╭─ Material to process

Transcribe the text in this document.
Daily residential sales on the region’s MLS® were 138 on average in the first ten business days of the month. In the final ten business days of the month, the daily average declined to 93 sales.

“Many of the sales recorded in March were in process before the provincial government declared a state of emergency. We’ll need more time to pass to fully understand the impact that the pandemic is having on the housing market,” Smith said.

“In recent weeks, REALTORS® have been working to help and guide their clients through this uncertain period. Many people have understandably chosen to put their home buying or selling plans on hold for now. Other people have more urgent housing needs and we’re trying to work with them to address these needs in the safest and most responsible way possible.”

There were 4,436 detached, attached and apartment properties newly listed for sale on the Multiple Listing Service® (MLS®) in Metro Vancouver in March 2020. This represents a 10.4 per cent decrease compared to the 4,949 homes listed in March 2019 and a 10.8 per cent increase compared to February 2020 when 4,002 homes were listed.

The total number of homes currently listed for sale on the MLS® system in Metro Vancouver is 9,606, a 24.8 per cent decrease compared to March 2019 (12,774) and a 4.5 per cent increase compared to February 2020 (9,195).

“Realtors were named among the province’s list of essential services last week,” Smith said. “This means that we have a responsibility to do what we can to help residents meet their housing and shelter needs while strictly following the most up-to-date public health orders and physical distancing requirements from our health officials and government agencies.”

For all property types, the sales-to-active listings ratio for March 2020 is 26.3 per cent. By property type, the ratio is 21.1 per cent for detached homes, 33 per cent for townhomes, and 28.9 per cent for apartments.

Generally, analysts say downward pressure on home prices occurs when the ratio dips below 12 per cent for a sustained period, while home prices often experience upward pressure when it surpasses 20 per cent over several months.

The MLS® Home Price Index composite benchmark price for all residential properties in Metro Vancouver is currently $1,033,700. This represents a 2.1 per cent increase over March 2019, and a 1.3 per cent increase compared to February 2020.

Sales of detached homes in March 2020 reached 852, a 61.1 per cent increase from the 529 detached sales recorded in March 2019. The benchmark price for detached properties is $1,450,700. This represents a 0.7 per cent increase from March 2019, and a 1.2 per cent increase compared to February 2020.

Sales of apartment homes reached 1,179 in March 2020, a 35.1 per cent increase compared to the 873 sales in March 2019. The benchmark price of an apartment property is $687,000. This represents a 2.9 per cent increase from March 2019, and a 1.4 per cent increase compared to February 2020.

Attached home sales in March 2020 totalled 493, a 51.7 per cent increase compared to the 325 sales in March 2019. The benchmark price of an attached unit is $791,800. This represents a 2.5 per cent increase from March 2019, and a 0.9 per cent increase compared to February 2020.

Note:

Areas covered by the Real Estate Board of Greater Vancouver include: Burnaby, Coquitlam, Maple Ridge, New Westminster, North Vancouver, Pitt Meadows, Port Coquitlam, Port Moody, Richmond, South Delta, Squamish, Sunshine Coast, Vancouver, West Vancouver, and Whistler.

╰─

#### Aim of the exercise:
Gather all lines with the string "their" from the data.

#### Result of this task:
“In recent weeks, REALTORS® have been working to help and guide their clients through this uncertain period. Many people have understandably chosen to put their home buying or selling plans on hold for now. Other people have more urgent housing needs and we’re trying to work with them to address these needs in the safest and most responsible way possible.”
“Realtors were named among the province’s list of essential services last week,” Smith said. “This means that we have a responsibility to do what we can to help residents meet their housing and shelter needs while strictly following the most up-to-date public health orders and physical distancing requirements from our health officials and government agencies.”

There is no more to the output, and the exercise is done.